* **Goal of the exercise**: Lines that hold the word "Ульяновской" should be located and copied.

Stored records
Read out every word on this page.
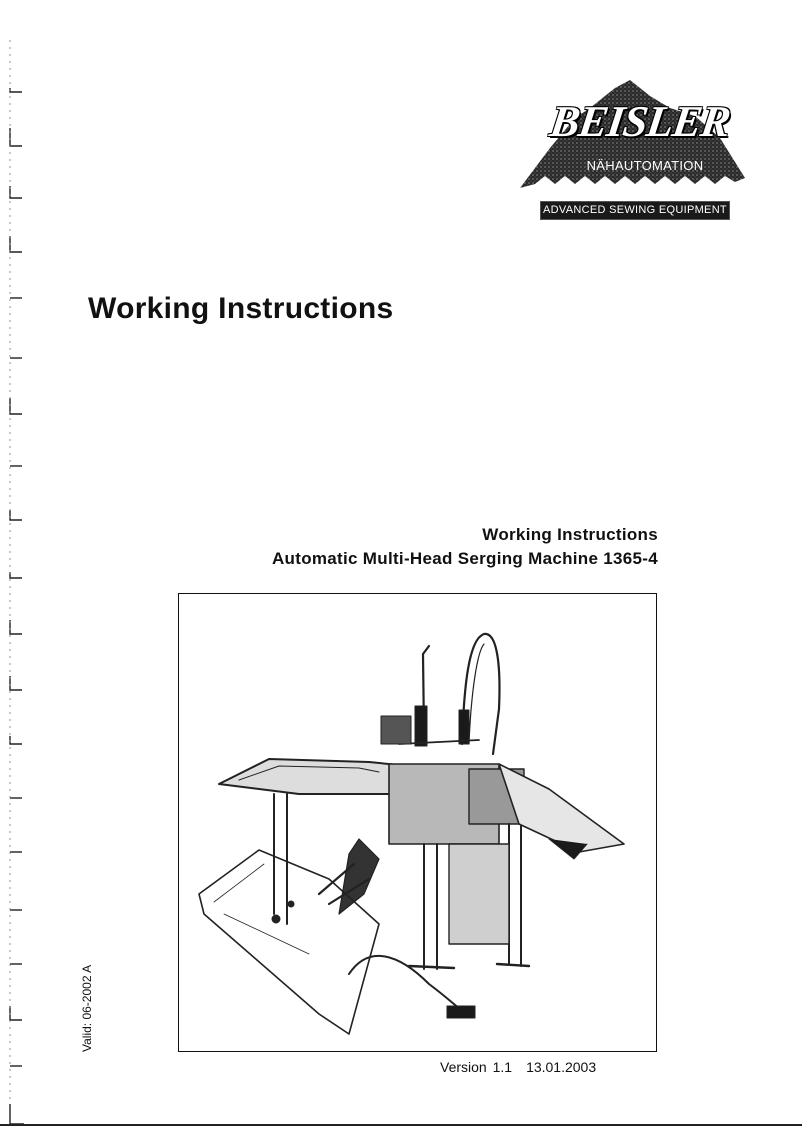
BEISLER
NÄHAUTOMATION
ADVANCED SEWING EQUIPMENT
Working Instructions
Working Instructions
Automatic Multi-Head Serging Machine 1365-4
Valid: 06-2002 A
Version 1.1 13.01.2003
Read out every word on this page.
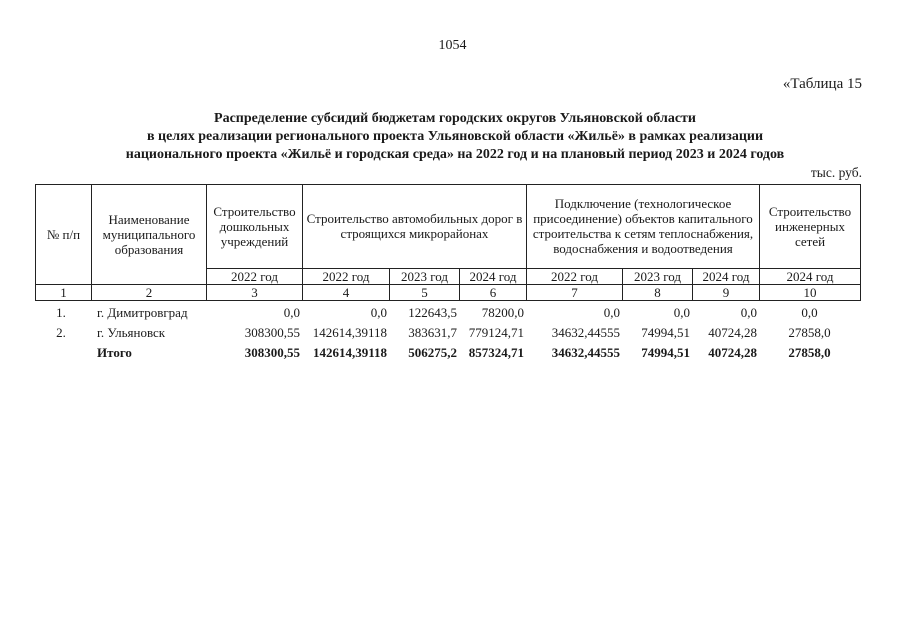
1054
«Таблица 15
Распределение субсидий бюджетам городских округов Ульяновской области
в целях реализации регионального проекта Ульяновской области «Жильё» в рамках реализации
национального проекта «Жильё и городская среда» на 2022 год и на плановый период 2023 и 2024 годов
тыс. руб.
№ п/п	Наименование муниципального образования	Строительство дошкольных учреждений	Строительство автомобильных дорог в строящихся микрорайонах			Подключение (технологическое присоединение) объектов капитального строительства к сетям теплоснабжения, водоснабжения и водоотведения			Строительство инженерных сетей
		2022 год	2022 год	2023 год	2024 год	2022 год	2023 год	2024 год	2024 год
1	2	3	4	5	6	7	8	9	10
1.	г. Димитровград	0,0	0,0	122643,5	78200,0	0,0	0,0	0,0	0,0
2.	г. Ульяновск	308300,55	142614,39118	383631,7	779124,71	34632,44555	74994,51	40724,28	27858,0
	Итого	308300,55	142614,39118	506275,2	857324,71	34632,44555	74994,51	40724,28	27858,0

* **Task response**:
Распределение субсидий бюджетам городских округов Ульяновской области
в целях реализации регионального проекта Ульяновской области «Жильё» в рамках реализации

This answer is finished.